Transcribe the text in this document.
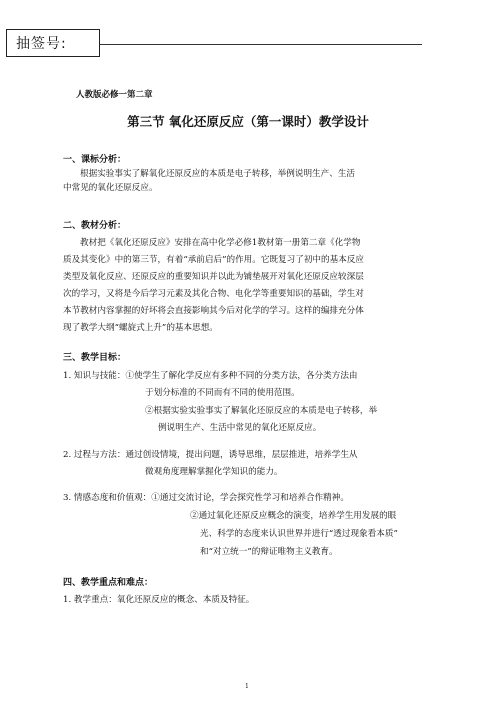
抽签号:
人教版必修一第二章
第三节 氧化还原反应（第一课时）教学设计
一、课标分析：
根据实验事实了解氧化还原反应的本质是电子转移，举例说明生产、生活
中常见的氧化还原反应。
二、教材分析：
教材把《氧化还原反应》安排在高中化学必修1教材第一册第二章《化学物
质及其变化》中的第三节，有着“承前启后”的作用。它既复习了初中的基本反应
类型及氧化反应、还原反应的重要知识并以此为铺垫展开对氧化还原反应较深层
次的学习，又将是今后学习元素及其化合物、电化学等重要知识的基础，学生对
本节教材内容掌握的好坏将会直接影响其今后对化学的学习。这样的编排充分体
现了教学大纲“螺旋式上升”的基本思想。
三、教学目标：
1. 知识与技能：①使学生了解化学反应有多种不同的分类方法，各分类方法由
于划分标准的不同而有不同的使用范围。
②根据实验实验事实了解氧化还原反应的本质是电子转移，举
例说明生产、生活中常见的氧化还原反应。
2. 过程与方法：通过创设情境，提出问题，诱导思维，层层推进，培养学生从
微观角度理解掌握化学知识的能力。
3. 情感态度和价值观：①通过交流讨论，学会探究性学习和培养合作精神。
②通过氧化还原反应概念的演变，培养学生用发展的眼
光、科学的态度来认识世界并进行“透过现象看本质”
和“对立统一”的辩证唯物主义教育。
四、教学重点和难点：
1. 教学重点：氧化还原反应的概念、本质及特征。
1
==================================================
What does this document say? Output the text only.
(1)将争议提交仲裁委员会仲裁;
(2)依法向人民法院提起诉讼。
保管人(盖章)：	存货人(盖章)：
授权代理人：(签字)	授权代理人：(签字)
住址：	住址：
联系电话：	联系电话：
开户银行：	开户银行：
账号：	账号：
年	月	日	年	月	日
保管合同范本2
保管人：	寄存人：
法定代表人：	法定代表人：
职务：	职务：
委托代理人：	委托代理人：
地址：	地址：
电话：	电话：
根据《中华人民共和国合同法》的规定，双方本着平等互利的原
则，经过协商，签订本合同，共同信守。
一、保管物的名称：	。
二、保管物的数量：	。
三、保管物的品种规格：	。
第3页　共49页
==================================================
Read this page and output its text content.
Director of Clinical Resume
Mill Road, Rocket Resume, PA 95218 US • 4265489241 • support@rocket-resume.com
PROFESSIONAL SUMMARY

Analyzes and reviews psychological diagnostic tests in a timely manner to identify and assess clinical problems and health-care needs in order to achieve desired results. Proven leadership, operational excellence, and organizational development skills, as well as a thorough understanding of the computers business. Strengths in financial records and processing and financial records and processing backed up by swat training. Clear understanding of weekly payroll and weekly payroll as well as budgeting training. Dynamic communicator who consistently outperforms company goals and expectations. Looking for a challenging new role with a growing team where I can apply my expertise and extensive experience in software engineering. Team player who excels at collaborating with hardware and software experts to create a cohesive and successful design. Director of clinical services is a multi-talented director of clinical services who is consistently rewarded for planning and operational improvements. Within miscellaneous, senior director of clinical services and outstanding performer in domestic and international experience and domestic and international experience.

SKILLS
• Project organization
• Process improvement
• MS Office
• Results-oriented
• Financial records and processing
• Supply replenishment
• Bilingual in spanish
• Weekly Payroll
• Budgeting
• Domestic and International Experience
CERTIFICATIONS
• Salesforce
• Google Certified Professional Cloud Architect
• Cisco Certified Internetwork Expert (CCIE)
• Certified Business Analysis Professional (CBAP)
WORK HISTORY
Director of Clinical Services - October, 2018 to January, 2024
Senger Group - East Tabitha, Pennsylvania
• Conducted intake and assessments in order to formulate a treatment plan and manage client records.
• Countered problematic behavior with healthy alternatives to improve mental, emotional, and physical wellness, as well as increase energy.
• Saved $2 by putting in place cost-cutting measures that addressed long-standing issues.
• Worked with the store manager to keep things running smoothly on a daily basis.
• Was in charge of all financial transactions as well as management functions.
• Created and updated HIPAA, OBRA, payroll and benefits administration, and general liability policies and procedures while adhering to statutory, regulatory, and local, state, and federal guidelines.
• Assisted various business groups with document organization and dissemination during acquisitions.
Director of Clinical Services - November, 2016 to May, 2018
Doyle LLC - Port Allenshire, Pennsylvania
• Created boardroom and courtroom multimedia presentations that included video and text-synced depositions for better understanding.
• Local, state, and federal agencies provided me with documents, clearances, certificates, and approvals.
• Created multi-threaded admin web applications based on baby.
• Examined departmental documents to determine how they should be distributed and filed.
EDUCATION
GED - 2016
==================================================
[WRITTEN TASK] Search the lines above for the string "federal", then show every one that has it.

[SOLUTION TO THIS TASK]
• Created and updated HIPAA, OBRA, payroll and benefits administration, and general liability policies and procedures while adhering to statutory, regulatory, and local, state, and federal guidelines.
• Local, state, and federal agencies provided me with documents, clearances, certificates, and approvals.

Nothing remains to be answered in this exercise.